**What to work on**
Search the records below for the word "name". Pull out each line that has it.

**Information shown**
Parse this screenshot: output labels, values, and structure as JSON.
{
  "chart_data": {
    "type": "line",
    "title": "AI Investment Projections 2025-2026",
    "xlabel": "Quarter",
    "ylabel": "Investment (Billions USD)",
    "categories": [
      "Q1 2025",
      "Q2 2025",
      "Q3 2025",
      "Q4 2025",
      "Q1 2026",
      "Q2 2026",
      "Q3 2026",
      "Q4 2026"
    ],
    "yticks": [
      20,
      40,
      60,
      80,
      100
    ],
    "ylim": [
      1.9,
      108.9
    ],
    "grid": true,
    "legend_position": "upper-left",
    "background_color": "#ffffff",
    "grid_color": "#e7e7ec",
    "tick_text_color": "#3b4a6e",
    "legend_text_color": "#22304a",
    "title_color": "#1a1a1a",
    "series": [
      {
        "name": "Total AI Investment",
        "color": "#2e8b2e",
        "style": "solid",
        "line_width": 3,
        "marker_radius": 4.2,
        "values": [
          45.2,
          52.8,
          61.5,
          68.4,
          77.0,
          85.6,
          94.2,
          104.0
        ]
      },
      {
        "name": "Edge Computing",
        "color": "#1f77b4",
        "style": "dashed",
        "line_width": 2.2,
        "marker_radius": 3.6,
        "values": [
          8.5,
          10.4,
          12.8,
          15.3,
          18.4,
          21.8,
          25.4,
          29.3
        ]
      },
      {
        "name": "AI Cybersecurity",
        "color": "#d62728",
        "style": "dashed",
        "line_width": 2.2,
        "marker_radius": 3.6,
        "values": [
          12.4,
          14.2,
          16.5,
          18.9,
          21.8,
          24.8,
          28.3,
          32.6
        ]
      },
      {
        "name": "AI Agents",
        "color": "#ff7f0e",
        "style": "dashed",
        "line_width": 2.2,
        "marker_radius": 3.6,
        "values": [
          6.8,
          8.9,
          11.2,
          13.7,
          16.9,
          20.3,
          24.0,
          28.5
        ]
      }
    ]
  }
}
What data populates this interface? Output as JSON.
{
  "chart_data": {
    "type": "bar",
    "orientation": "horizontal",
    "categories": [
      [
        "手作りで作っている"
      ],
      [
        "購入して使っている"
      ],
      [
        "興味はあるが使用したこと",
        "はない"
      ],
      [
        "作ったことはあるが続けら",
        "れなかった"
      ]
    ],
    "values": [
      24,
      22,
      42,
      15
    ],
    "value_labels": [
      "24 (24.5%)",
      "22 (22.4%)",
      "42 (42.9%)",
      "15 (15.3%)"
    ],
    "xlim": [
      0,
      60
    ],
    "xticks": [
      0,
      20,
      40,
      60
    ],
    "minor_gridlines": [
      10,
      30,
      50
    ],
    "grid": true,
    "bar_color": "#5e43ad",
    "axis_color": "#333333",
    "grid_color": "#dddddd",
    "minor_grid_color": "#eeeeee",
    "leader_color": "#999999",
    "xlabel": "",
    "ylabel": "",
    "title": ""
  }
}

**Response for this exercise**
        "name": "Total AI Investment",
        "name": "Edge Computing",
        "name": "AI Cybersecurity",
        "name": "AI Agents",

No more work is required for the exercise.